**SUPPLIED DATA**.
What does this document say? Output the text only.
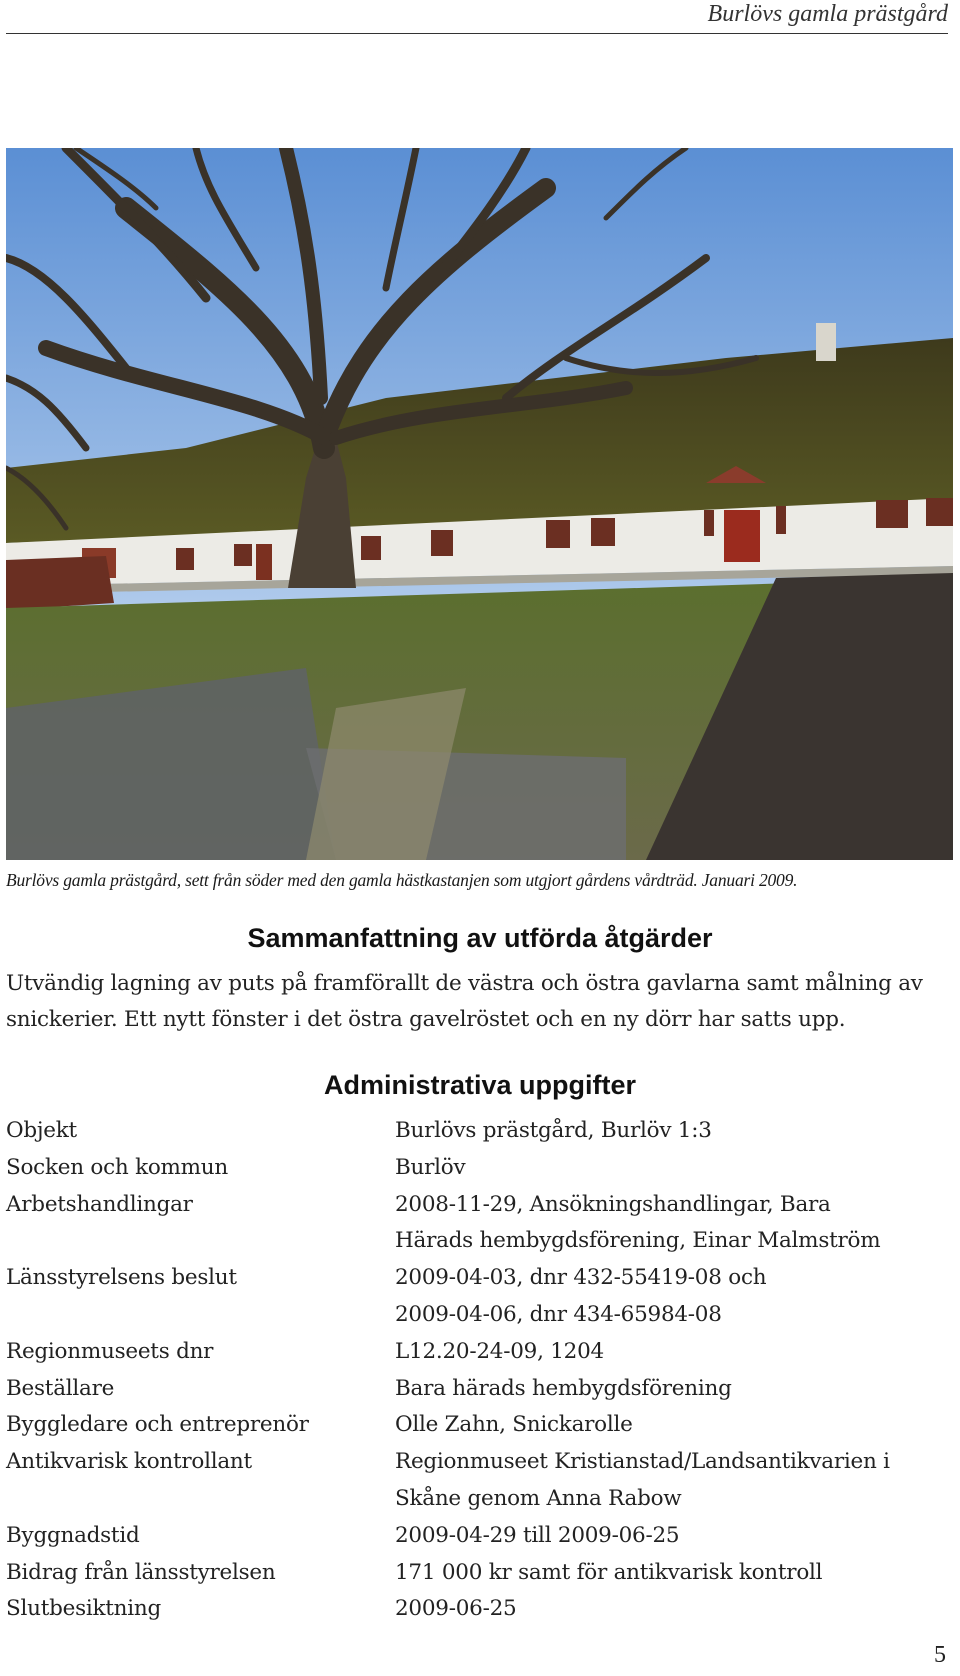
Burlövs gamla prästgård
Burlövs gamla prästgård, sett från söder med den gamla hästkastanjen som utgjort gårdens vårdträd. Januari 2009.
Sammanfattning av utförda åtgärder

Utvändig lagning av puts på framförallt de västra och östra gavlarna samt målning av snickerier. Ett nytt fönster i det östra gavelröstet och en ny dörr har satts upp.

Administrativa uppgifter
Objekt	Burlövs prästgård, Burlöv 1:3
Socken och kommun	Burlöv
Arbetshandlingar	2008-11-29, Ansökningshandlingar, Bara
Härads hembygdsförening, Einar Malmström
Länsstyrelsens beslut	2009-04-03, dnr 432-55419-08 och
2009-04-06, dnr 434-65984-08
Regionmuseets dnr	L12.20-24-09, 1204
Beställare	Bara härads hembygdsförening
Byggledare och entreprenör	Olle Zahn, Snickarolle
Antikvarisk kontrollant	Regionmuseet Kristianstad/Landsantikvarien i
Skåne genom Anna Rabow
Byggnadstid	2009-04-29 till 2009-06-25
Bidrag från länsstyrelsen	171 000 kr samt för antikvarisk kontroll
Slutbesiktning	2009-06-25
5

**YOUR GOAL**.
Leave the pictures out and return the rest of the listing exactly.

**OUTPUT FOR THIS TASK**.
What does this document say? Output the text only.
Burlövs gamla prästgård
Burlövs gamla prästgård, sett från söder med den gamla hästkastanjen som utgjort gårdens vårdträd. Januari 2009.
Sammanfattning av utförda åtgärder

Utvändig lagning av puts på framförallt de västra och östra gavlarna samt målning av snickerier. Ett nytt fönster i det östra gavelröstet och en ny dörr har satts upp.

Administrativa uppgifter
Objekt	Burlövs prästgård, Burlöv 1:3
Socken och kommun	Burlöv
Arbetshandlingar	2008-11-29, Ansökningshandlingar, Bara
Härads hembygdsförening, Einar Malmström
Länsstyrelsens beslut	2009-04-03, dnr 432-55419-08 och
2009-04-06, dnr 434-65984-08
Regionmuseets dnr	L12.20-24-09, 1204
Beställare	Bara härads hembygdsförening
Byggledare och entreprenör	Olle Zahn, Snickarolle
Antikvarisk kontrollant	Regionmuseet Kristianstad/Landsantikvarien i
Skåne genom Anna Rabow
Byggnadstid	2009-04-29 till 2009-06-25
Bidrag från länsstyrelsen	171 000 kr samt för antikvarisk kontroll
Slutbesiktning	2009-06-25
5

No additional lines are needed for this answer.